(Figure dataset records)
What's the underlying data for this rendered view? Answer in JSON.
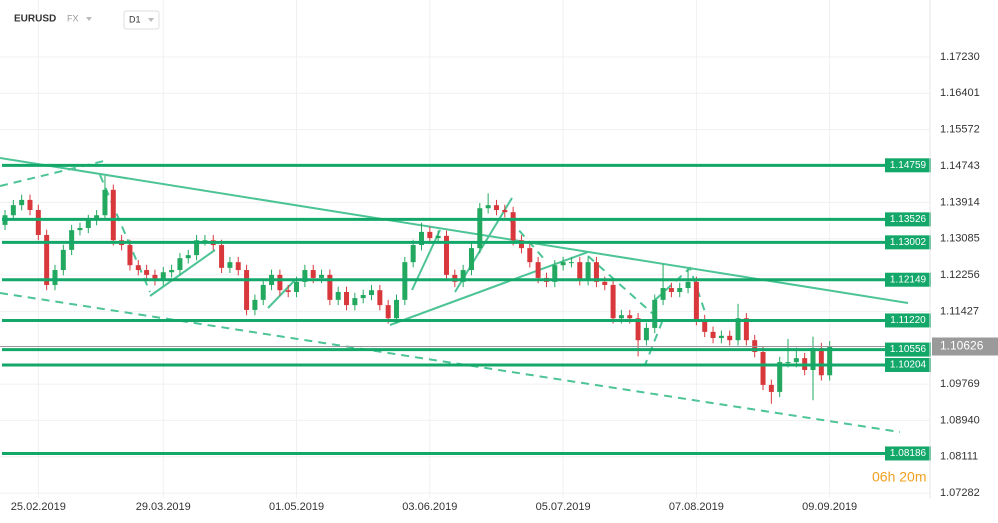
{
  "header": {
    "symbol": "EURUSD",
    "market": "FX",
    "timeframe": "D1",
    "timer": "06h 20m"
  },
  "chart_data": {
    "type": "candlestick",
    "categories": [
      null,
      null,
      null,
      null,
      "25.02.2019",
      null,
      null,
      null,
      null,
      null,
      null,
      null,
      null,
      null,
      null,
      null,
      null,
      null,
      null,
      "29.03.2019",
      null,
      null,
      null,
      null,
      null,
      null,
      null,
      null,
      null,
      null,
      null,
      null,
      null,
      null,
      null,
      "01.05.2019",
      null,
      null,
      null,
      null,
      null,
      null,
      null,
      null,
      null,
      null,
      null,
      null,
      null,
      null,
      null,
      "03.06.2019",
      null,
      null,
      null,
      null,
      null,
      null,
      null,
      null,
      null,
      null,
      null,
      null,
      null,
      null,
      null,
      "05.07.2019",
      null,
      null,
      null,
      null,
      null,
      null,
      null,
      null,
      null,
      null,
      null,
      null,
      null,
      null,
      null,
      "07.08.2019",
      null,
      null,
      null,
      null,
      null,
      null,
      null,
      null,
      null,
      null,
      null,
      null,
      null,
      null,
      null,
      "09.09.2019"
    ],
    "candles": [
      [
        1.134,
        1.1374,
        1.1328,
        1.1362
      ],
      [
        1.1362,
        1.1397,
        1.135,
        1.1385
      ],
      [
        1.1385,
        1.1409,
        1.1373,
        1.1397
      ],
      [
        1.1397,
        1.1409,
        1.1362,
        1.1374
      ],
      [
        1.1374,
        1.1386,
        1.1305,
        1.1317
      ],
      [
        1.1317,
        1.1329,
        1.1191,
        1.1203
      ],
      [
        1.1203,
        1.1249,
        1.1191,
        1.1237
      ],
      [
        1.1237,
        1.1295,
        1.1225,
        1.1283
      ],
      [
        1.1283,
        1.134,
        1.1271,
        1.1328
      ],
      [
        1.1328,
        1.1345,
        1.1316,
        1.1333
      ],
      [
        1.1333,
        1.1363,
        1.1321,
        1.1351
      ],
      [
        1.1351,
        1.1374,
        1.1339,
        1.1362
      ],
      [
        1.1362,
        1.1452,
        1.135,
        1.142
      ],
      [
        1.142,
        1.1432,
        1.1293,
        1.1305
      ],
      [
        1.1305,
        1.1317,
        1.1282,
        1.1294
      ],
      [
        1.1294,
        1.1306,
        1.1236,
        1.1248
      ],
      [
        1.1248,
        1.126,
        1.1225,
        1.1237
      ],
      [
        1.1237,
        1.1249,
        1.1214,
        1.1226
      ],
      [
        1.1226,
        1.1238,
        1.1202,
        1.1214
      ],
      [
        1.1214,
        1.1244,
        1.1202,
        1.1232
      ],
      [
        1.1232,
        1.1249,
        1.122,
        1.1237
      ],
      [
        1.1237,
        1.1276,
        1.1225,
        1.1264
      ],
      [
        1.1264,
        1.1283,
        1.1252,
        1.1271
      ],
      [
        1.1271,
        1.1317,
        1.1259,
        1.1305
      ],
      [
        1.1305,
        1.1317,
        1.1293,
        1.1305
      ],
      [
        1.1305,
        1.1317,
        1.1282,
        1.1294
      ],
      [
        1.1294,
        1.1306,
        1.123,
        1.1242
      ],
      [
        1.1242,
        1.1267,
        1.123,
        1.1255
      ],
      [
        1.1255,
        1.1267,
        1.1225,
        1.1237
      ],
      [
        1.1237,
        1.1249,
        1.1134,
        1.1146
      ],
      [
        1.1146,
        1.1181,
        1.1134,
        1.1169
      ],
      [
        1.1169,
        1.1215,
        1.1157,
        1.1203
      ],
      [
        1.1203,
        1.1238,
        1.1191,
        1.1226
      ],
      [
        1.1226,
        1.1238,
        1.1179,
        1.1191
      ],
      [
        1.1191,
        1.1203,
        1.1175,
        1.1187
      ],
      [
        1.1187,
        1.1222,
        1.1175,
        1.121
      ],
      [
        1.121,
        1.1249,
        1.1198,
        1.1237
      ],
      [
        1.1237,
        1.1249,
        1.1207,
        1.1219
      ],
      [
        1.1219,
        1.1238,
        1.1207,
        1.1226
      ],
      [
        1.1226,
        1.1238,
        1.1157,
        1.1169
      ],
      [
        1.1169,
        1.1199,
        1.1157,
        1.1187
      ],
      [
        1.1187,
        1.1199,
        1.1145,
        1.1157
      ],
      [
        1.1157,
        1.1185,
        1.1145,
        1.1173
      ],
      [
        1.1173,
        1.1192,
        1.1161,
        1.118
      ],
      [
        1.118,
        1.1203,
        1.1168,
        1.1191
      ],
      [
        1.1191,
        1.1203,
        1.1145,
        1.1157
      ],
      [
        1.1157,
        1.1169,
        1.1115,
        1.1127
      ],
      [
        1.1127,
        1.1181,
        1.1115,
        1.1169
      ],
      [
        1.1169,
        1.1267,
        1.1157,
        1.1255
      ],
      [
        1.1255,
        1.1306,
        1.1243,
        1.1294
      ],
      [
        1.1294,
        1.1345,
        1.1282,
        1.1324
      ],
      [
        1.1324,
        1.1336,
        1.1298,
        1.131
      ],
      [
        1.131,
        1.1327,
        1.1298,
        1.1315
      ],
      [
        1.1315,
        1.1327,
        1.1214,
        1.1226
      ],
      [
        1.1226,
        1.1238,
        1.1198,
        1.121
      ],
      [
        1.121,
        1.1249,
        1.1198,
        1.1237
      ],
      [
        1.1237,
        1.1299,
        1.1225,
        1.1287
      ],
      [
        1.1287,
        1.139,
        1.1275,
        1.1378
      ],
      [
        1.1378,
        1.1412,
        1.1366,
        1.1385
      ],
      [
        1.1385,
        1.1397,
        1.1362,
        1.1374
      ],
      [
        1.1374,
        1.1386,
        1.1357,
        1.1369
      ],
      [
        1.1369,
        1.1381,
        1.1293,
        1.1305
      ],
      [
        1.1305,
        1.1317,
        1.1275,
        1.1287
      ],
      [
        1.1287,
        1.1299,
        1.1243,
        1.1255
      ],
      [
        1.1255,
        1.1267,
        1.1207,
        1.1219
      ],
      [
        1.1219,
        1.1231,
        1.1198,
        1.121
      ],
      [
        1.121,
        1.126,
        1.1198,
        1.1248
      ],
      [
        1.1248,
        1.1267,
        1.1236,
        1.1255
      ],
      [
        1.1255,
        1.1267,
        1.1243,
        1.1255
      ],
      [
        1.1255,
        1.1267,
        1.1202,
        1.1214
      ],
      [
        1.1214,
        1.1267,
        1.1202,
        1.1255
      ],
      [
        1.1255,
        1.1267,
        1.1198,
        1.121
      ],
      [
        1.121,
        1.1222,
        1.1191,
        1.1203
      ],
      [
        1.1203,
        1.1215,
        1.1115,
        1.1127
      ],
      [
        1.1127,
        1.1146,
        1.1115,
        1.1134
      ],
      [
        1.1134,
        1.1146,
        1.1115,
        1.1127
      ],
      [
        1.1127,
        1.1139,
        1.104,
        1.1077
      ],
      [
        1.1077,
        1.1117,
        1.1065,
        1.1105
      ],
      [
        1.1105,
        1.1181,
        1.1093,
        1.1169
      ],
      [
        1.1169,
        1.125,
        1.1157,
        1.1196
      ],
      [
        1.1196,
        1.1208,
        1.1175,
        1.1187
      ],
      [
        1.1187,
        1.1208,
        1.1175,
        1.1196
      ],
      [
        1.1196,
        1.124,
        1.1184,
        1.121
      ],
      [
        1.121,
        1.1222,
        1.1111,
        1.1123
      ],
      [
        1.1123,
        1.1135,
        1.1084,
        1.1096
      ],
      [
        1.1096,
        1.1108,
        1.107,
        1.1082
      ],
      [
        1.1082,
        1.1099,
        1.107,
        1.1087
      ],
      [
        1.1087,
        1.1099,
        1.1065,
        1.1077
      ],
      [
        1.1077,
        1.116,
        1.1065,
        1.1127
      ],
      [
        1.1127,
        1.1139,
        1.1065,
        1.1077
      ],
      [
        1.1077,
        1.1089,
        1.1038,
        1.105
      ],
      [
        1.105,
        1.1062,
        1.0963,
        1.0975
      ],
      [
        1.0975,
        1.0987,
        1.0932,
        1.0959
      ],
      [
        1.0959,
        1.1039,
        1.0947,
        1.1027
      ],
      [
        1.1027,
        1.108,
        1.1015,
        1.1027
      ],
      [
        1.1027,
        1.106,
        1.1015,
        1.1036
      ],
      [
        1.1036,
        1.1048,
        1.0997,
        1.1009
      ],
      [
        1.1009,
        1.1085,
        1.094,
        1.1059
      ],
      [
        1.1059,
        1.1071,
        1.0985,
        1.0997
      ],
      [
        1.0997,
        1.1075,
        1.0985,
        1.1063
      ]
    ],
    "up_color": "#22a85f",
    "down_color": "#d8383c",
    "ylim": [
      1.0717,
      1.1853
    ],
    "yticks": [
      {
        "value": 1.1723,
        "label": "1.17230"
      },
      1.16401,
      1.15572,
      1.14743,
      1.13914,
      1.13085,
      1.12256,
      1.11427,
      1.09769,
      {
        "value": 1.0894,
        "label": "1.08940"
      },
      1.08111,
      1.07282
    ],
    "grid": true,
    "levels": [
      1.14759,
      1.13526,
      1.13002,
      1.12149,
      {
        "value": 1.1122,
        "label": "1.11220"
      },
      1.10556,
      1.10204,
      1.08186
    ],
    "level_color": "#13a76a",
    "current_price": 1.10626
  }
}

==

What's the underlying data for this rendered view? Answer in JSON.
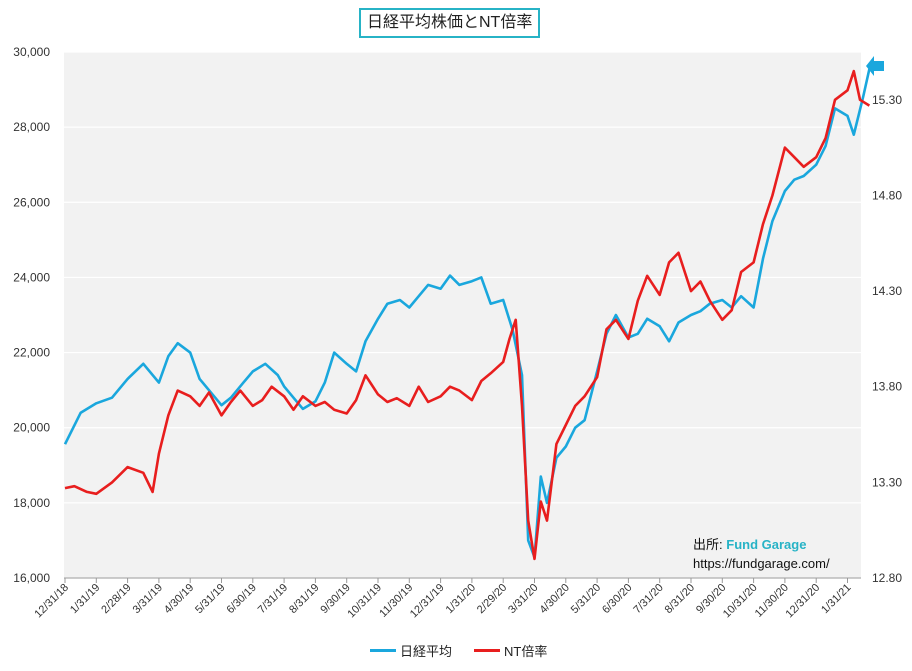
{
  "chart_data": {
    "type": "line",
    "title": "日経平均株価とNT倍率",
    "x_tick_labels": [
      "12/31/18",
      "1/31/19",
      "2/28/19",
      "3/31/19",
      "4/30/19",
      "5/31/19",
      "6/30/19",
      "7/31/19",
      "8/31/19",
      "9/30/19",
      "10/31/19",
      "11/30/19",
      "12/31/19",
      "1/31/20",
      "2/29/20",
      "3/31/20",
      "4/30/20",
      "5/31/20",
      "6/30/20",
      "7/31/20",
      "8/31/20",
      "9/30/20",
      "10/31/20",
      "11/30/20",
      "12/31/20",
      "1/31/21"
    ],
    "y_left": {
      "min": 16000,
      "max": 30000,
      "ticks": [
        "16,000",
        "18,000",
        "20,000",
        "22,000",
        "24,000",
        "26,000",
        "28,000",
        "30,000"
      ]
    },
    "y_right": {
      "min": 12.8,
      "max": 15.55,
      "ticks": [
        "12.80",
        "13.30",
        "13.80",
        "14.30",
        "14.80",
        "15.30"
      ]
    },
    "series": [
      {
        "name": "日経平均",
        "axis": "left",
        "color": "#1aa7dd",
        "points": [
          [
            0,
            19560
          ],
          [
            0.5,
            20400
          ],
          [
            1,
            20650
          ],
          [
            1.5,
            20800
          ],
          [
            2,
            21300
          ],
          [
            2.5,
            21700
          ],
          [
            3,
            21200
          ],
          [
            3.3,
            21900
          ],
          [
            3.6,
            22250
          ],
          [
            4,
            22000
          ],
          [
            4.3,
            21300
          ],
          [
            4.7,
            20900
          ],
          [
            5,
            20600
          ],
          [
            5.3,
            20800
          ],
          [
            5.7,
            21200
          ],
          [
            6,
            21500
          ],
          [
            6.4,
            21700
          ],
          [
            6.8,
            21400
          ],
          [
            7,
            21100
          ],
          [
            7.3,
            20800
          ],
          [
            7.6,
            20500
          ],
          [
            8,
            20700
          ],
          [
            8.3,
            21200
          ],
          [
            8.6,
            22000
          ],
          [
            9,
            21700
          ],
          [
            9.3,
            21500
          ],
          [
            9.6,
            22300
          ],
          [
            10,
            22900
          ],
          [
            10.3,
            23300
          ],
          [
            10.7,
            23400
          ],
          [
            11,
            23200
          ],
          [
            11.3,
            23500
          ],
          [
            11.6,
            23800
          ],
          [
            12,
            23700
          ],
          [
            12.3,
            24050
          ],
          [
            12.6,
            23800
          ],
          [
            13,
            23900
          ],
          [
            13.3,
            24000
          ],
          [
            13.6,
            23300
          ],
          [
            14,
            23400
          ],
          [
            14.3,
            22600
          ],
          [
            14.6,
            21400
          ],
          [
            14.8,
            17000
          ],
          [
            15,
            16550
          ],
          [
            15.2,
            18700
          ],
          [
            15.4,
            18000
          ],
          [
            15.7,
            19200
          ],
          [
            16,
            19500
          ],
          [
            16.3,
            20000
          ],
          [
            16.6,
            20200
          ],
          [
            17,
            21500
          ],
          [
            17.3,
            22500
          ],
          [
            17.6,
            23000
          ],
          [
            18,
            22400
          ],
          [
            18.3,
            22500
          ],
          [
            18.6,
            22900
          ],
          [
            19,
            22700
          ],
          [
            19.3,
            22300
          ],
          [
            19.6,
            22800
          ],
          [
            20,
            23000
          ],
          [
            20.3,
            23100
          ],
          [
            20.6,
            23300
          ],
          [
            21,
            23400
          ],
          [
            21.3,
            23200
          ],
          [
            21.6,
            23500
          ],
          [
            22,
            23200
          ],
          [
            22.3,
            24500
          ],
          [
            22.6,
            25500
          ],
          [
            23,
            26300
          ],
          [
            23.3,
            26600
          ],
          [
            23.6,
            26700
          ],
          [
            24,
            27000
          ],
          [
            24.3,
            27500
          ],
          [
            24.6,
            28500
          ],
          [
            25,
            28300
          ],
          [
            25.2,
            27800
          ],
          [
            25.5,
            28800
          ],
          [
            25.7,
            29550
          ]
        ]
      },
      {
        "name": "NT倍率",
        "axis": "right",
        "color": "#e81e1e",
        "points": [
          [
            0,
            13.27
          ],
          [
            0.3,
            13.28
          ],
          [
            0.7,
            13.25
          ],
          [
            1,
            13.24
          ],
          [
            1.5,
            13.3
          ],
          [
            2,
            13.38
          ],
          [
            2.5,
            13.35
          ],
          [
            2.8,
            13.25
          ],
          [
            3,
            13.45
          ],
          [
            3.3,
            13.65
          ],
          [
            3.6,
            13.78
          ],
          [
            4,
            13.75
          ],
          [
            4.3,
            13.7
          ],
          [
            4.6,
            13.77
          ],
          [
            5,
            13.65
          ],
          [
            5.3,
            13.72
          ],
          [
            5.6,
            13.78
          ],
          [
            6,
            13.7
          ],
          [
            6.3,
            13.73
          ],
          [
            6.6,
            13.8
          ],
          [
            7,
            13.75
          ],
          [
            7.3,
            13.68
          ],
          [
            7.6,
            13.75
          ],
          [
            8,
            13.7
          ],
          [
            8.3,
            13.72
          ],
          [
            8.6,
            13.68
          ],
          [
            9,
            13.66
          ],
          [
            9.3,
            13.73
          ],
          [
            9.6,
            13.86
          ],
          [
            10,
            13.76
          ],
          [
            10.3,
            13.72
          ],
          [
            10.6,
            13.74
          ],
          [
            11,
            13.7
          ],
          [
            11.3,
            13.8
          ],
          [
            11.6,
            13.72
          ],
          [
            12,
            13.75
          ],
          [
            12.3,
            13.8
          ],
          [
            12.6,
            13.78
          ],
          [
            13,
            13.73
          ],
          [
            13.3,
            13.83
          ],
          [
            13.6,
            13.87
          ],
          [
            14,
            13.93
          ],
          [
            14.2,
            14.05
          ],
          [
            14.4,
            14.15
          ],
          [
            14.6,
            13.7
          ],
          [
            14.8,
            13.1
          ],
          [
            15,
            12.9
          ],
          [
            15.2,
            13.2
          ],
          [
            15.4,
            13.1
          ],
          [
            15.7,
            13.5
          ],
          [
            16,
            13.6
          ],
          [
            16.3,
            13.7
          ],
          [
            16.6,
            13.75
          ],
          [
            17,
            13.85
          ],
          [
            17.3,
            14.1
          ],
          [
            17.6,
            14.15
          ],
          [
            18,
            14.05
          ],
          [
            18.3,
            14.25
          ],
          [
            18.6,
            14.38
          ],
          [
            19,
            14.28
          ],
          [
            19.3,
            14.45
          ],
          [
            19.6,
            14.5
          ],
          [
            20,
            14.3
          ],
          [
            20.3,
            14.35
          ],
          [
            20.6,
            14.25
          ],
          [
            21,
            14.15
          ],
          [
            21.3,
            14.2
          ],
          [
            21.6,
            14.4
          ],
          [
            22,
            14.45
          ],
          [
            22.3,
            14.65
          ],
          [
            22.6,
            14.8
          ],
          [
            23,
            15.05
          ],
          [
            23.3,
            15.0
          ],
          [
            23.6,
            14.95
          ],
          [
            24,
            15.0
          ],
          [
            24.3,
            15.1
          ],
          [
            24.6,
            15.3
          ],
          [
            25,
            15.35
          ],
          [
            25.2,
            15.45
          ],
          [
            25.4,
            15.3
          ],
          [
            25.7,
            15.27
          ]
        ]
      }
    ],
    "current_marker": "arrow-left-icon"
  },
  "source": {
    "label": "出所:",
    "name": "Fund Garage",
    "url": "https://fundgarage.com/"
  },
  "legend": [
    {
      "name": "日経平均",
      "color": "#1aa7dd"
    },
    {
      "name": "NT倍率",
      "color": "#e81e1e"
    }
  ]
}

---

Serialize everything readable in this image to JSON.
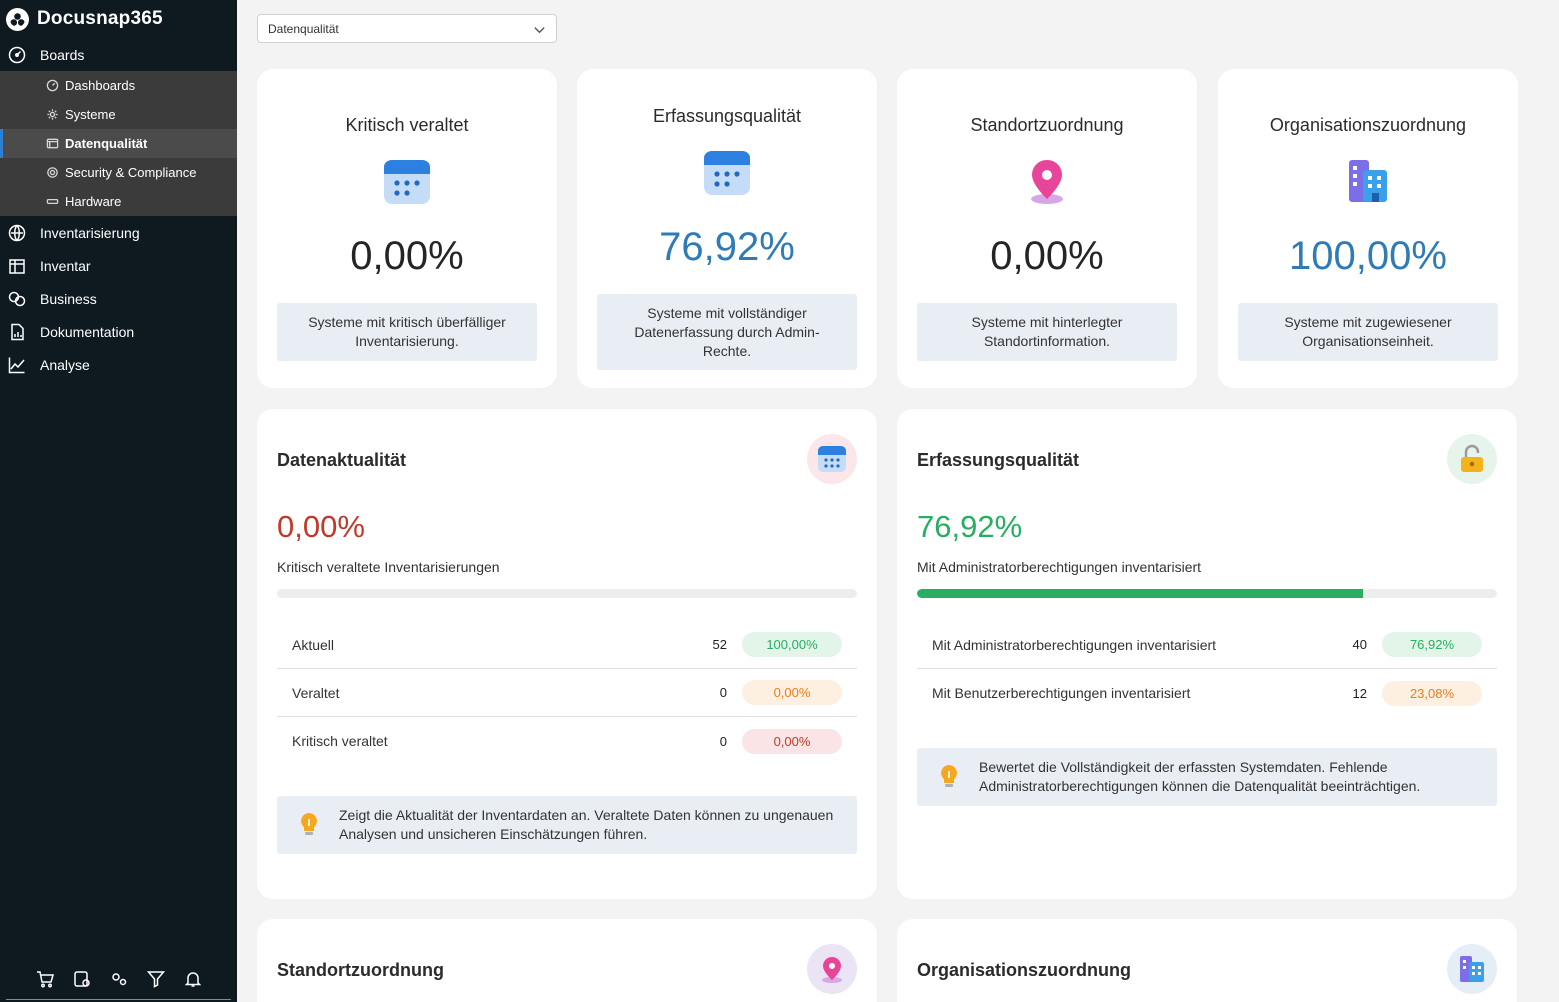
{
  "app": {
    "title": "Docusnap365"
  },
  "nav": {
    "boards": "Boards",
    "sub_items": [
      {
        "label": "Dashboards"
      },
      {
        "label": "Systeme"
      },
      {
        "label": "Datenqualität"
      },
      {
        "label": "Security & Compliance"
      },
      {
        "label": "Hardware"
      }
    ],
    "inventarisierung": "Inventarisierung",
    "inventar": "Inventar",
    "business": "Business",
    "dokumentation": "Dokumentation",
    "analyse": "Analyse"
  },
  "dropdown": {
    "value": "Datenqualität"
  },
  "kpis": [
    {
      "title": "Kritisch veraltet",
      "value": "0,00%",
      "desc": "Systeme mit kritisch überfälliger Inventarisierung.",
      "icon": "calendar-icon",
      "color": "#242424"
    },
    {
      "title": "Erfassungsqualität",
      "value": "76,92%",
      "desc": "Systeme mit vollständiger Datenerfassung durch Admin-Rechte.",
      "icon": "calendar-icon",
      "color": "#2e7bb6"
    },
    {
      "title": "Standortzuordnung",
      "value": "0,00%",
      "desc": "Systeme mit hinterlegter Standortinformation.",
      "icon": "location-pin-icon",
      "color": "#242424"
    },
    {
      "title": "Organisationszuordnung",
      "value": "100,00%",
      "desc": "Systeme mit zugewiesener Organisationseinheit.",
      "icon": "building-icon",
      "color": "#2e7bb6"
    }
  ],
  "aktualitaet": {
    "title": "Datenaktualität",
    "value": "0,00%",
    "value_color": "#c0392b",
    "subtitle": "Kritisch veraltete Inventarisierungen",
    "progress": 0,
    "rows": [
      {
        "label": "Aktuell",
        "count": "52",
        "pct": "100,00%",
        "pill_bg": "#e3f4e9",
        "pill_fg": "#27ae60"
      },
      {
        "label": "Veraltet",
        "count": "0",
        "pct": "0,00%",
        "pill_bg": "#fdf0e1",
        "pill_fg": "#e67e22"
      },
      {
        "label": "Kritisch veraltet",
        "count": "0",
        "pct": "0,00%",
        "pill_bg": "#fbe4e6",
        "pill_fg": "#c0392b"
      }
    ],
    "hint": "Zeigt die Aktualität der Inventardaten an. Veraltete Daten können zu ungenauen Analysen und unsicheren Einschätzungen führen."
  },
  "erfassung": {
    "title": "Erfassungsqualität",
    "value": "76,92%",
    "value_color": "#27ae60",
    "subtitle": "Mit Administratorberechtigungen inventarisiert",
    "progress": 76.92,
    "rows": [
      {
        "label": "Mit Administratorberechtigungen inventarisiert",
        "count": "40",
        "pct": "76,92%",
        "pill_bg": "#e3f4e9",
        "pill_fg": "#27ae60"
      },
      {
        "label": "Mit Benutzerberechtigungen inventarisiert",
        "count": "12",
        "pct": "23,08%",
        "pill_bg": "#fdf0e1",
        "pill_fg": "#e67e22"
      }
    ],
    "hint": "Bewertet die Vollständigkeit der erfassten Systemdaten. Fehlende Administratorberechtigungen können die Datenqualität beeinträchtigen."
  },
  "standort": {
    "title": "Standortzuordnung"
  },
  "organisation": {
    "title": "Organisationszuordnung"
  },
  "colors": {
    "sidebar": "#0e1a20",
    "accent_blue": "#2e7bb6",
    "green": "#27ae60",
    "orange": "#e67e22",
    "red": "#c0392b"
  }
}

Instruction: Reproduce each line of the material containing the word "Administratorberechtigungen".

Written solution:
    "subtitle": "Mit Administratorberechtigungen inventarisiert",
        "label": "Mit Administratorberechtigungen inventarisiert",
    "hint": "Bewertet die Vollständigkeit der erfassten Systemdaten. Fehlende Administratorberechtigungen können die Datenqualität beeinträchtigen."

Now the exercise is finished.